━━━ Material ━━━

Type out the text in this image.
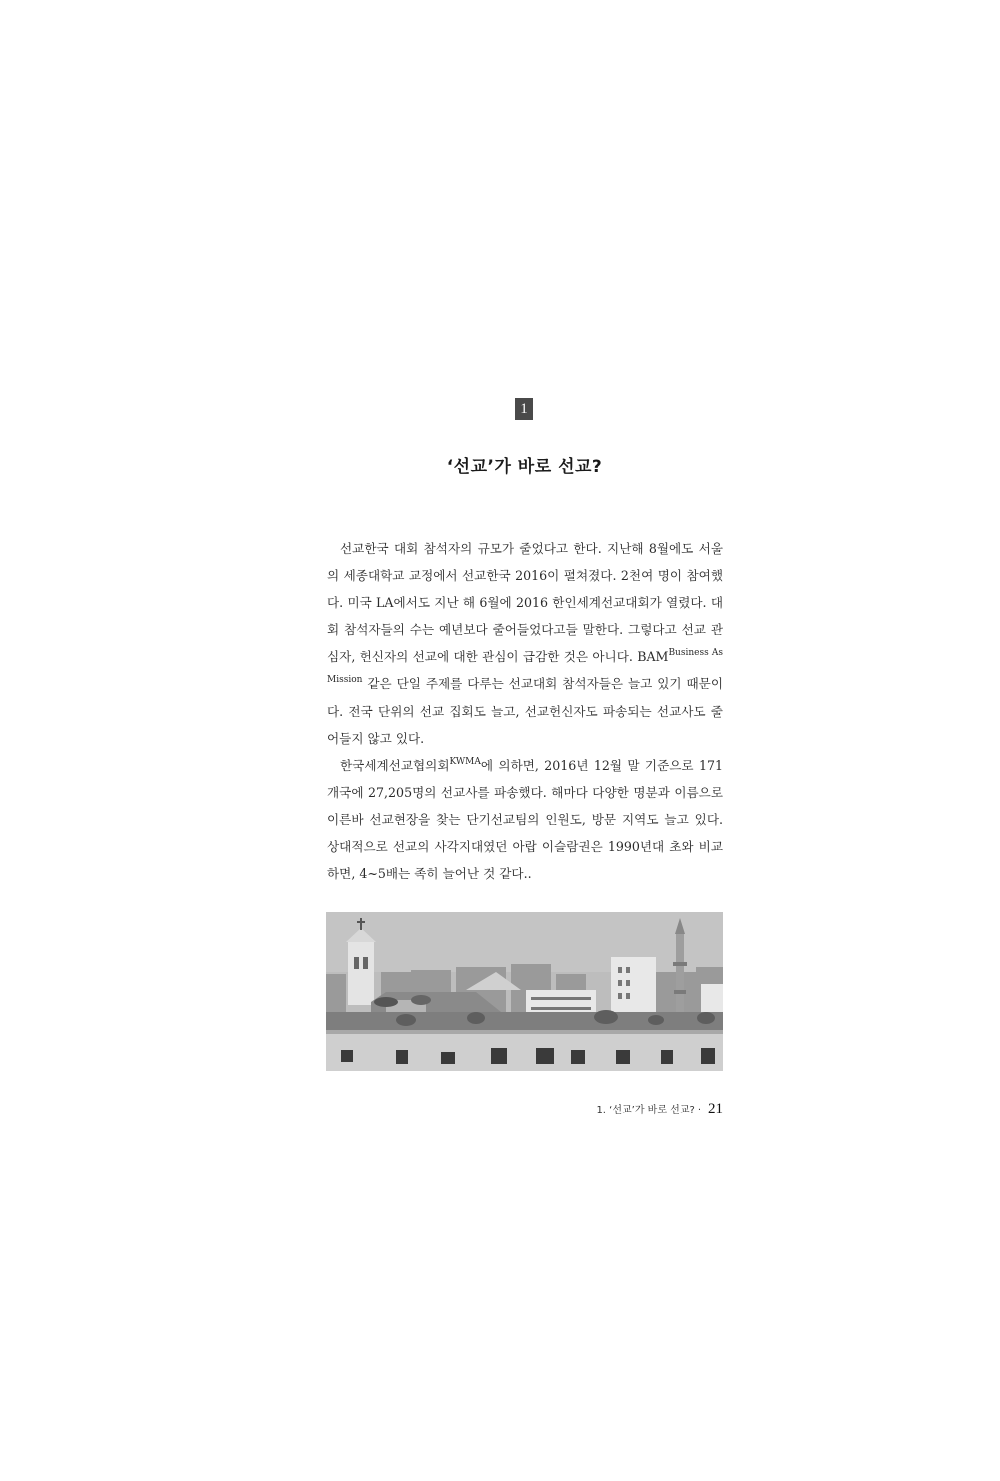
1
‘선교’가 바로 선교?

선교한국 대회 참석자의 규모가 줄었다고 한다. 지난해 8월에도 서울의 세종대학교 교정에서 선교한국 2016이 펼쳐졌다. 2천여 명이 참여했다. 미국 LA에서도 지난 해 6월에 2016 한인세계선교대회가 열렸다. 대회 참석자들의 수는 예년보다 줄어들었다고들 말한다. 그렇다고 선교 관심자, 헌신자의 선교에 대한 관심이 급감한 것은 아니다. $BAM^{Business As Mission}$ 같은 단일 주제를 다루는 선교대회 참석자들은 늘고 있기 때문이다. 전국 단위의 선교 집회도 늘고, 선교헌신자도 파송되는 선교사도 줄어들지 않고 있다.

한국세계선교협의회$^{KWMA}$에 의하면, 2016년 12월 말 기준으로 171개국에 27,205명의 선교사를 파송했다. 해마다 다양한 명분과 이름으로 이른바 선교현장을 찾는 단기선교팀의 인원도, 방문 지역도 늘고 있다. 상대적으로 선교의 사각지대였던 아랍 이슬람권은 1990년대 초와 비교하면, 4~5배는 족히 늘어난 것 같다..

1. ‘선교’가 바로 선교? · 21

━━━

- [Exercise directions]: In your copy of the listing above, reproduce each line exactly and omit all pictures.

- [Result of this task]:
Type out the text in this image.
1
‘선교’가 바로 선교?

선교한국 대회 참석자의 규모가 줄었다고 한다. 지난해 8월에도 서울의 세종대학교 교정에서 선교한국 2016이 펼쳐졌다. 2천여 명이 참여했다. 미국 LA에서도 지난 해 6월에 2016 한인세계선교대회가 열렸다. 대회 참석자들의 수는 예년보다 줄어들었다고들 말한다. 그렇다고 선교 관심자, 헌신자의 선교에 대한 관심이 급감한 것은 아니다. $BAM^{Business As Mission}$ 같은 단일 주제를 다루는 선교대회 참석자들은 늘고 있기 때문이다. 전국 단위의 선교 집회도 늘고, 선교헌신자도 파송되는 선교사도 줄어들지 않고 있다.

한국세계선교협의회$^{KWMA}$에 의하면, 2016년 12월 말 기준으로 171개국에 27,205명의 선교사를 파송했다. 해마다 다양한 명분과 이름으로 이른바 선교현장을 찾는 단기선교팀의 인원도, 방문 지역도 늘고 있다. 상대적으로 선교의 사각지대였던 아랍 이슬람권은 1990년대 초와 비교하면, 4~5배는 족히 늘어난 것 같다..

1. ‘선교’가 바로 선교? · 21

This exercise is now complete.